Written problem
Copy all the material below, exactly as it stands.

** Start Recorded data **

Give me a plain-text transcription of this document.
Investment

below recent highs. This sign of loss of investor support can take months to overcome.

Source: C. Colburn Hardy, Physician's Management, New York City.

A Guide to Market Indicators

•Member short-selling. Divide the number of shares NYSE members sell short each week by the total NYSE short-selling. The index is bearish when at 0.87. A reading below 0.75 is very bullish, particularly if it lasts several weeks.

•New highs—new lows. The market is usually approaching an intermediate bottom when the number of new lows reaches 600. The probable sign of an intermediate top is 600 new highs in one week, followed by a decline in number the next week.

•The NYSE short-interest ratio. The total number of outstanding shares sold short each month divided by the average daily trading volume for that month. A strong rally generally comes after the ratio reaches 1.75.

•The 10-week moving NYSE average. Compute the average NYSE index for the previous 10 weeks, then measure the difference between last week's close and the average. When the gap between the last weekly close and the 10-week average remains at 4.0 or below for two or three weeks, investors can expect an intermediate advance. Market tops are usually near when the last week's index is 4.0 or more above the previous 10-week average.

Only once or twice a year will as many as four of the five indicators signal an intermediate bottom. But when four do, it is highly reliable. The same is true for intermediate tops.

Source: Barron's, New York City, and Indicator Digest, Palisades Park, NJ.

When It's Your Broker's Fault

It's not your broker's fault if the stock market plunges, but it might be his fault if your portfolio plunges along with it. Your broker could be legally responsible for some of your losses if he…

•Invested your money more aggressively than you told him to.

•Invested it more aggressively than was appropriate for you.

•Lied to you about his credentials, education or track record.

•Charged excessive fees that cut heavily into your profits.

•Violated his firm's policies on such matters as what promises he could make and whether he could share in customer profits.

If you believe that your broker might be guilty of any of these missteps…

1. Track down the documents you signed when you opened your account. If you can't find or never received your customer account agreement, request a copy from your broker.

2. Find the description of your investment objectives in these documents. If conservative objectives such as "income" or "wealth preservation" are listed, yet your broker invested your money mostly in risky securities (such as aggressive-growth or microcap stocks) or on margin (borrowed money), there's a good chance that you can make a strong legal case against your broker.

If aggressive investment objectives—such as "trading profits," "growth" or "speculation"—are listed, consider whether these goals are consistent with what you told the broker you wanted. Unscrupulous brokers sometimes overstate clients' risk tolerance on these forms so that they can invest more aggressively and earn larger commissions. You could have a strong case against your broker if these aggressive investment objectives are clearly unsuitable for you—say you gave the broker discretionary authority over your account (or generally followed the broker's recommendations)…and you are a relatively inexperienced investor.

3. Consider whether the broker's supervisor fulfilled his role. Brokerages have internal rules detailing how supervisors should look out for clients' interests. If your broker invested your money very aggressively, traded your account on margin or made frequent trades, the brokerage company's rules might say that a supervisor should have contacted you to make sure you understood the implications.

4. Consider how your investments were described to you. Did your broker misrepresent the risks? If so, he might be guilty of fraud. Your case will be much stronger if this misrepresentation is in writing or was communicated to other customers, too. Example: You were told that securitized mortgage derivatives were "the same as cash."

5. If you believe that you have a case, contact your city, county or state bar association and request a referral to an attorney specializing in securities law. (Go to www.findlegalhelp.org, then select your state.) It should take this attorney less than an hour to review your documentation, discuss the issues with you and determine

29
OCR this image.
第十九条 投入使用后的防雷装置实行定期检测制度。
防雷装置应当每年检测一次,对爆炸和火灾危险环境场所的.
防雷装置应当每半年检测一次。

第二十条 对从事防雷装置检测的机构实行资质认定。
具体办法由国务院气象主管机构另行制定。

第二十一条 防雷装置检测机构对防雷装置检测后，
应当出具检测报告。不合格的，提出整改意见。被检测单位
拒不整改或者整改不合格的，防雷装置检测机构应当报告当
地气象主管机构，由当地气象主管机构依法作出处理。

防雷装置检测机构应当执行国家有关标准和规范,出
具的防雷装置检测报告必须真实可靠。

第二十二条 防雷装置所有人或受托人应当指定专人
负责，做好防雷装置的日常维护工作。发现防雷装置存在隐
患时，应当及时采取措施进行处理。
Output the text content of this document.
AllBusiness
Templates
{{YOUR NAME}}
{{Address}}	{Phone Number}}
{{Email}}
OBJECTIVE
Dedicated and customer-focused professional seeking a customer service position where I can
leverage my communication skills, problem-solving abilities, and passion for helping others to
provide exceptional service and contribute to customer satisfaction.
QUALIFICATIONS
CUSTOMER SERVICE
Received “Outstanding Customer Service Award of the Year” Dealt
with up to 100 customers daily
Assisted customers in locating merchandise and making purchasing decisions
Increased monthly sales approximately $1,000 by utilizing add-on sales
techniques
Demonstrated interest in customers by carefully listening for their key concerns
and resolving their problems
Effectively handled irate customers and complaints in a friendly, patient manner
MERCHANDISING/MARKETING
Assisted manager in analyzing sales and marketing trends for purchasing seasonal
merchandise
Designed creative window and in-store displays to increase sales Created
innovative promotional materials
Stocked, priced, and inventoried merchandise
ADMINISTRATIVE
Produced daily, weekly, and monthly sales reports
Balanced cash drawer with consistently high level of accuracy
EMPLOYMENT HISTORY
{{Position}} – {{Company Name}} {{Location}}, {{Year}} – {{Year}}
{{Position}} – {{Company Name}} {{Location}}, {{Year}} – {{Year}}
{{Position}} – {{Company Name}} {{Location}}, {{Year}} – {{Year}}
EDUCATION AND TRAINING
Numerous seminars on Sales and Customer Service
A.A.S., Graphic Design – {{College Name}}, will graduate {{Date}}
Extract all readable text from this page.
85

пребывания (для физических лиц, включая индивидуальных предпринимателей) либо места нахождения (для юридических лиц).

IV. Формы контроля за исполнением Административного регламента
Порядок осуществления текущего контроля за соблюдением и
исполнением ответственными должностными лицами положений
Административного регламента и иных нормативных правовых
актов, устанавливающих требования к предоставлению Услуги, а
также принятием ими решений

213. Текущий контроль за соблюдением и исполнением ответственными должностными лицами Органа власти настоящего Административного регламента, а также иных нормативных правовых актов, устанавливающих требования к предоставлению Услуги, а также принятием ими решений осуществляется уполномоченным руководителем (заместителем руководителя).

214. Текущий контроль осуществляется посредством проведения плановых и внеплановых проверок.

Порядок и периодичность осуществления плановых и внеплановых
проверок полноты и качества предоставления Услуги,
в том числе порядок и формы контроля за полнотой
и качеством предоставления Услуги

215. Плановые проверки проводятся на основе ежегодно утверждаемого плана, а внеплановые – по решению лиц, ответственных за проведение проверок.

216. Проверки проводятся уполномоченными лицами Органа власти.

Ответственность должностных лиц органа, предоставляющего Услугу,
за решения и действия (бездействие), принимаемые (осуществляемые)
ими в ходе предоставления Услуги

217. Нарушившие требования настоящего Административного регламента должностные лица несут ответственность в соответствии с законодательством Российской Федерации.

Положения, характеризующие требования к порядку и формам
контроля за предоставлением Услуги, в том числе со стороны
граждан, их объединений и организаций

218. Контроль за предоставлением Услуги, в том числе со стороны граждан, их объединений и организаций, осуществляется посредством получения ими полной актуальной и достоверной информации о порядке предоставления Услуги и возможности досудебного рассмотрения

** End Recorded data **

Final result
Give me a plain-text transcription of this document.
Investment

below recent highs. This sign of loss of investor support can take months to overcome.

Source: C. Colburn Hardy, Physician's Management, New York City.

A Guide to Market Indicators

•Member short-selling. Divide the number of shares NYSE members sell short each week by the total NYSE short-selling. The index is bearish when at 0.87. A reading below 0.75 is very bullish, particularly if it lasts several weeks.

•New highs—new lows. The market is usually approaching an intermediate bottom when the number of new lows reaches 600. The probable sign of an intermediate top is 600 new highs in one week, followed by a decline in number the next week.

•The NYSE short-interest ratio. The total number of outstanding shares sold short each month divided by the average daily trading volume for that month. A strong rally generally comes after the ratio reaches 1.75.

•The 10-week moving NYSE average. Compute the average NYSE index for the previous 10 weeks, then measure the difference between last week's close and the average. When the gap between the last weekly close and the 10-week average remains at 4.0 or below for two or three weeks, investors can expect an intermediate advance. Market tops are usually near when the last week's index is 4.0 or more above the previous 10-week average.

Only once or twice a year will as many as four of the five indicators signal an intermediate bottom. But when four do, it is highly reliable. The same is true for intermediate tops.

Source: Barron's, New York City, and Indicator Digest, Palisades Park, NJ.

When It's Your Broker's Fault

It's not your broker's fault if the stock market plunges, but it might be his fault if your portfolio plunges along with it. Your broker could be legally responsible for some of your losses if he…

•Invested your money more aggressively than you told him to.

•Invested it more aggressively than was appropriate for you.

•Lied to you about his credentials, education or track record.

•Charged excessive fees that cut heavily into your profits.

•Violated his firm's policies on such matters as what promises he could make and whether he could share in customer profits.

If you believe that your broker might be guilty of any of these missteps…

1. Track down the documents you signed when you opened your account. If you can't find or never received your customer account agreement, request a copy from your broker.

2. Find the description of your investment objectives in these documents. If conservative objectives such as "income" or "wealth preservation" are listed, yet your broker invested your money mostly in risky securities (such as aggressive-growth or microcap stocks) or on margin (borrowed money), there's a good chance that you can make a strong legal case against your broker.

If aggressive investment objectives—such as "trading profits," "growth" or "speculation"—are listed, consider whether these goals are consistent with what you told the broker you wanted. Unscrupulous brokers sometimes overstate clients' risk tolerance on these forms so that they can invest more aggressively and earn larger commissions. You could have a strong case against your broker if these aggressive investment objectives are clearly unsuitable for you—say you gave the broker discretionary authority over your account (or generally followed the broker's recommendations)…and you are a relatively inexperienced investor.

3. Consider whether the broker's supervisor fulfilled his role. Brokerages have internal rules detailing how supervisors should look out for clients' interests. If your broker invested your money very aggressively, traded your account on margin or made frequent trades, the brokerage company's rules might say that a supervisor should have contacted you to make sure you understood the implications.

4. Consider how your investments were described to you. Did your broker misrepresent the risks? If so, he might be guilty of fraud. Your case will be much stronger if this misrepresentation is in writing or was communicated to other customers, too. Example: You were told that securitized mortgage derivatives were "the same as cash."

5. If you believe that you have a case, contact your city, county or state bar association and request a referral to an attorney specializing in securities law. (Go to www.findlegalhelp.org, then select your state.) It should take this attorney less than an hour to review your documentation, discuss the issues with you and determine

29
OCR this image.
第十九条 投入使用后的防雷装置实行定期检测制度。
防雷装置应当每年检测一次,对爆炸和火灾危险环境场所的.
防雷装置应当每半年检测一次。

第二十条 对从事防雷装置检测的机构实行资质认定。
具体办法由国务院气象主管机构另行制定。

第二十一条 防雷装置检测机构对防雷装置检测后，
应当出具检测报告。不合格的，提出整改意见。被检测单位
拒不整改或者整改不合格的，防雷装置检测机构应当报告当
地气象主管机构，由当地气象主管机构依法作出处理。

防雷装置检测机构应当执行国家有关标准和规范,出
具的防雷装置检测报告必须真实可靠。

第二十二条 防雷装置所有人或受托人应当指定专人
负责，做好防雷装置的日常维护工作。发现防雷装置存在隐
患时，应当及时采取措施进行处理。
Output the text content of this document.
AllBusiness
Templates
{{YOUR NAME}}
{{Address}}	{Phone Number}}
{{Email}}
OBJECTIVE
Dedicated and customer-focused professional seeking a customer service position where I can
leverage my communication skills, problem-solving abilities, and passion for helping others to
provide exceptional service and contribute to customer satisfaction.
QUALIFICATIONS
CUSTOMER SERVICE
Received “Outstanding Customer Service Award of the Year” Dealt
with up to 100 customers daily
Assisted customers in locating merchandise and making purchasing decisions
Increased monthly sales approximately $1,000 by utilizing add-on sales
techniques
Demonstrated interest in customers by carefully listening for their key concerns
and resolving their problems
Effectively handled irate customers and complaints in a friendly, patient manner
MERCHANDISING/MARKETING
Assisted manager in analyzing sales and marketing trends for purchasing seasonal
merchandise
Designed creative window and in-store displays to increase sales Created
innovative promotional materials
Stocked, priced, and inventoried merchandise
ADMINISTRATIVE
Produced daily, weekly, and monthly sales reports
Balanced cash drawer with consistently high level of accuracy
EMPLOYMENT HISTORY
{{Position}} – {{Company Name}} {{Location}}, {{Year}} – {{Year}}
{{Position}} – {{Company Name}} {{Location}}, {{Year}} – {{Year}}
{{Position}} – {{Company Name}} {{Location}}, {{Year}} – {{Year}}
EDUCATION AND TRAINING
Numerous seminars on Sales and Customer Service
A.A.S., Graphic Design – {{College Name}}, will graduate {{Date}}
Extract all readable text from this page.
85

пребывания (для физических лиц, включая индивидуальных предпринимателей) либо места нахождения (для юридических лиц).

IV. Формы контроля за исполнением Административного регламента
Порядок осуществления текущего контроля за соблюдением и
исполнением ответственными должностными лицами положений
Административного регламента и иных нормативных правовых
актов, устанавливающих требования к предоставлению Услуги, а
также принятием ими решений

213. Текущий контроль за соблюдением и исполнением ответственными должностными лицами Органа власти настоящего Административного регламента, а также иных нормативных правовых актов, устанавливающих требования к предоставлению Услуги, а также принятием ими решений осуществляется уполномоченным руководителем (заместителем руководителя).

214. Текущий контроль осуществляется посредством проведения плановых и внеплановых проверок.

Порядок и периодичность осуществления плановых и внеплановых
проверок полноты и качества предоставления Услуги,
в том числе порядок и формы контроля за полнотой
и качеством предоставления Услуги

215. Плановые проверки проводятся на основе ежегодно утверждаемого плана, а внеплановые – по решению лиц, ответственных за проведение проверок.

216. Проверки проводятся уполномоченными лицами Органа власти.

Ответственность должностных лиц органа, предоставляющего Услугу,
за решения и действия (бездействие), принимаемые (осуществляемые)
ими в ходе предоставления Услуги

217. Нарушившие требования настоящего Административного регламента должностные лица несут ответственность в соответствии с законодательством Российской Федерации.

Положения, характеризующие требования к порядку и формам
контроля за предоставлением Услуги, в том числе со стороны
граждан, их объединений и организаций

218. Контроль за предоставлением Услуги, в том числе со стороны граждан, их объединений и организаций, осуществляется посредством получения ими полной актуальной и достоверной информации о порядке предоставления Услуги и возможности досудебного рассмотрения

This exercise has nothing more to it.